┌─ DATA SECTION
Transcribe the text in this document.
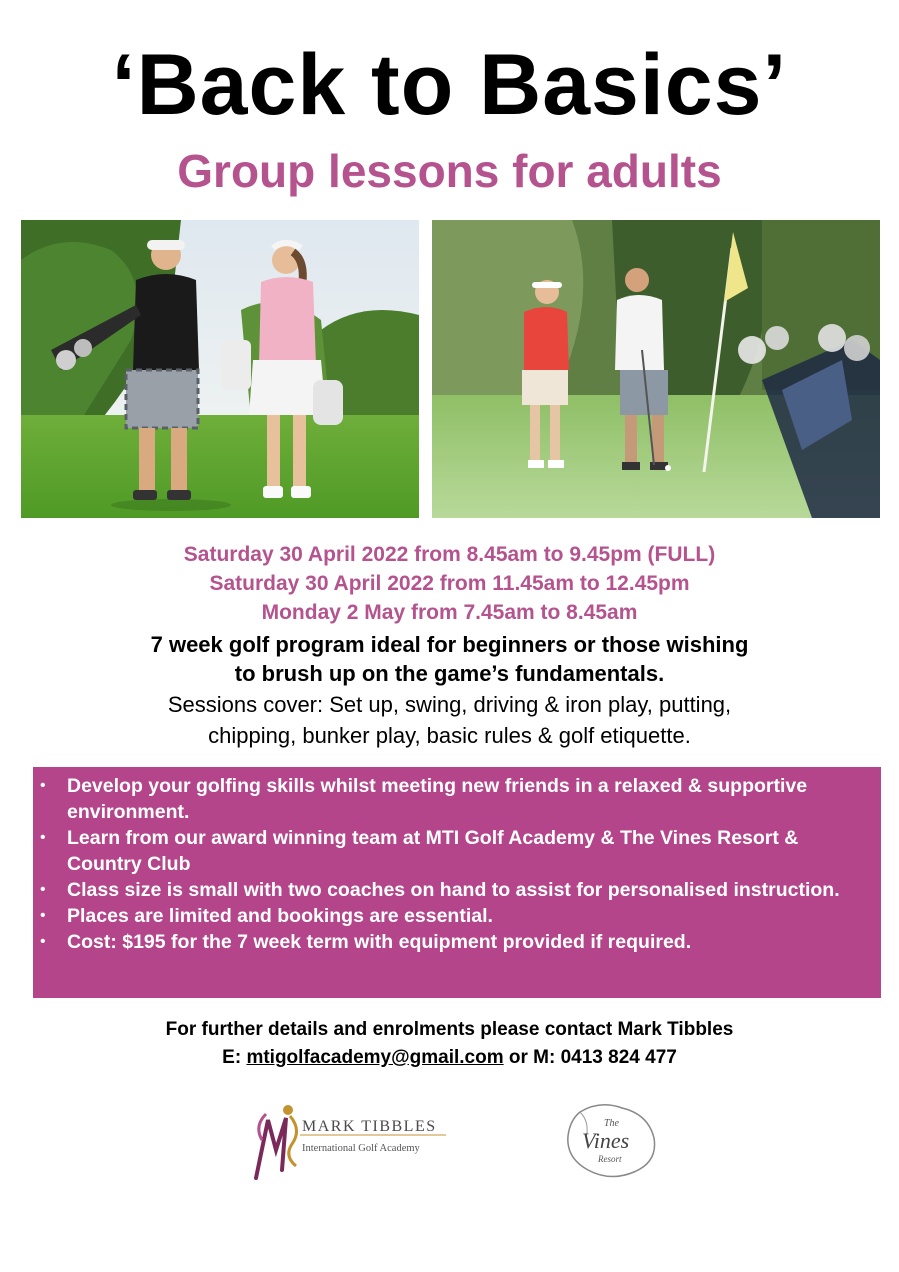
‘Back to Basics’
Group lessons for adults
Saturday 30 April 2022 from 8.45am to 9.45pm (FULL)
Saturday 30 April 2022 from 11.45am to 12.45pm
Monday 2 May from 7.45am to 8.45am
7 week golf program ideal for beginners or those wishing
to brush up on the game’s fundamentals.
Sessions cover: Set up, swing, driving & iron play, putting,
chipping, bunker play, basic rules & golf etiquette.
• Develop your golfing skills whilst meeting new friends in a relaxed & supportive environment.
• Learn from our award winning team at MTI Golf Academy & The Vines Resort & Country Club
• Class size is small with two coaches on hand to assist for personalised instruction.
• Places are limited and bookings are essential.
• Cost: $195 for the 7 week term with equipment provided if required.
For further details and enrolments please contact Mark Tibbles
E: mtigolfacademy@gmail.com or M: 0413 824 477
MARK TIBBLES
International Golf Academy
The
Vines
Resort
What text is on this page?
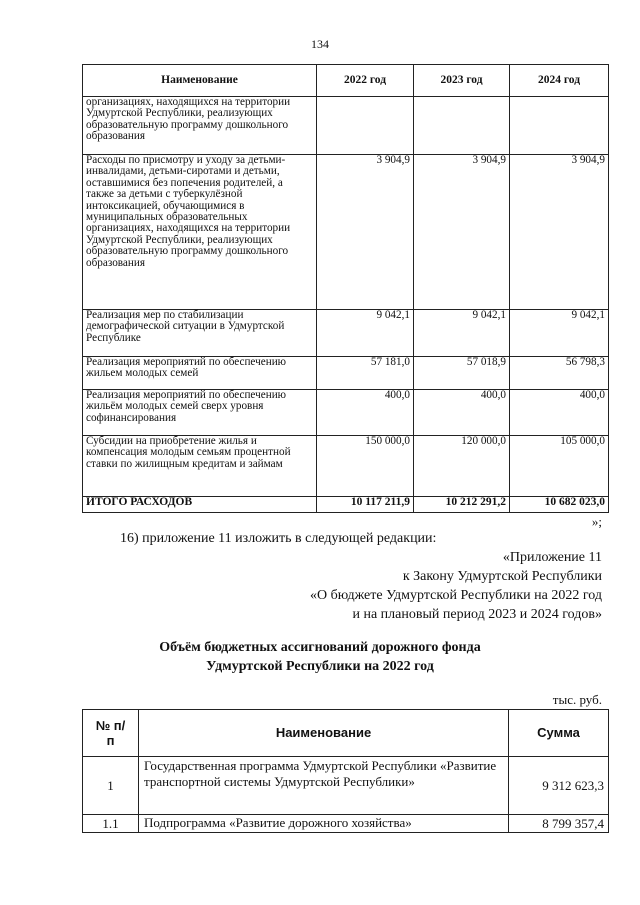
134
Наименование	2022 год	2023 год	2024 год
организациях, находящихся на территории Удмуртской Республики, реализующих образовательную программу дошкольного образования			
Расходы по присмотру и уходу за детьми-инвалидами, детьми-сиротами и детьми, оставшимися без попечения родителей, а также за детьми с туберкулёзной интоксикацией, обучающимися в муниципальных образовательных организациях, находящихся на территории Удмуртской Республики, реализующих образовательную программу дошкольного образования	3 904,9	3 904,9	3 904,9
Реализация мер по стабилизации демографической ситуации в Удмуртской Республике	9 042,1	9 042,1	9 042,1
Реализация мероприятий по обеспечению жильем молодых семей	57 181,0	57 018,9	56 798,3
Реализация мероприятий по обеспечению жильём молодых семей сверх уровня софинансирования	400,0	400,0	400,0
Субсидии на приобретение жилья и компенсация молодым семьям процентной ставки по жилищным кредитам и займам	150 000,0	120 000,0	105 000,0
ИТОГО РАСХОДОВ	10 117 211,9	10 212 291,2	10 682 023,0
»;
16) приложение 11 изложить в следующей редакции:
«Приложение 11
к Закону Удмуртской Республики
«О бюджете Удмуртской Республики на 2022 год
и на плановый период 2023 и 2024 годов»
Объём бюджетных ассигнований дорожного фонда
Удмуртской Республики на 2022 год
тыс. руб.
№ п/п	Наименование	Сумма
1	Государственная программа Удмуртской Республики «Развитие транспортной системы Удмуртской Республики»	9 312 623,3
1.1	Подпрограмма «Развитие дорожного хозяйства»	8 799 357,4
└─
DIRECTIONS FOR THIS TASK:
Give the data again exactly as written, with all pictures left out.

RESULT FOR THIS TASK:
Transcribe the text in this document.
‘Back to Basics’
Group lessons for adults
Saturday 30 April 2022 from 8.45am to 9.45pm (FULL)
Saturday 30 April 2022 from 11.45am to 12.45pm
Monday 2 May from 7.45am to 8.45am
7 week golf program ideal for beginners or those wishing
to brush up on the game’s fundamentals.
Sessions cover: Set up, swing, driving & iron play, putting,
chipping, bunker play, basic rules & golf etiquette.
• Develop your golfing skills whilst meeting new friends in a relaxed & supportive environment.
• Learn from our award winning team at MTI Golf Academy & The Vines Resort & Country Club
• Class size is small with two coaches on hand to assist for personalised instruction.
• Places are limited and bookings are essential.
• Cost: $195 for the 7 week term with equipment provided if required.
For further details and enrolments please contact Mark Tibbles
E: mtigolfacademy@gmail.com or M: 0413 824 477
MARK TIBBLES
International Golf Academy
The
Vines
Resort
What text is on this page?
134
Наименование	2022 год	2023 год	2024 год
организациях, находящихся на территории Удмуртской Республики, реализующих образовательную программу дошкольного образования			
Расходы по присмотру и уходу за детьми-инвалидами, детьми-сиротами и детьми, оставшимися без попечения родителей, а также за детьми с туберкулёзной интоксикацией, обучающимися в муниципальных образовательных организациях, находящихся на территории Удмуртской Республики, реализующих образовательную программу дошкольного образования	3 904,9	3 904,9	3 904,9
Реализация мер по стабилизации демографической ситуации в Удмуртской Республике	9 042,1	9 042,1	9 042,1
Реализация мероприятий по обеспечению жильем молодых семей	57 181,0	57 018,9	56 798,3
Реализация мероприятий по обеспечению жильём молодых семей сверх уровня софинансирования	400,0	400,0	400,0
Субсидии на приобретение жилья и компенсация молодым семьям процентной ставки по жилищным кредитам и займам	150 000,0	120 000,0	105 000,0
ИТОГО РАСХОДОВ	10 117 211,9	10 212 291,2	10 682 023,0
»;
16) приложение 11 изложить в следующей редакции:
«Приложение 11
к Закону Удмуртской Республики
«О бюджете Удмуртской Республики на 2022 год
и на плановый период 2023 и 2024 годов»
Объём бюджетных ассигнований дорожного фонда
Удмуртской Республики на 2022 год
тыс. руб.
№ п/п	Наименование	Сумма
1	Государственная программа Удмуртской Республики «Развитие транспортной системы Удмуртской Республики»	9 312 623,3
1.1	Подпрограмма «Развитие дорожного хозяйства»	8 799 357,4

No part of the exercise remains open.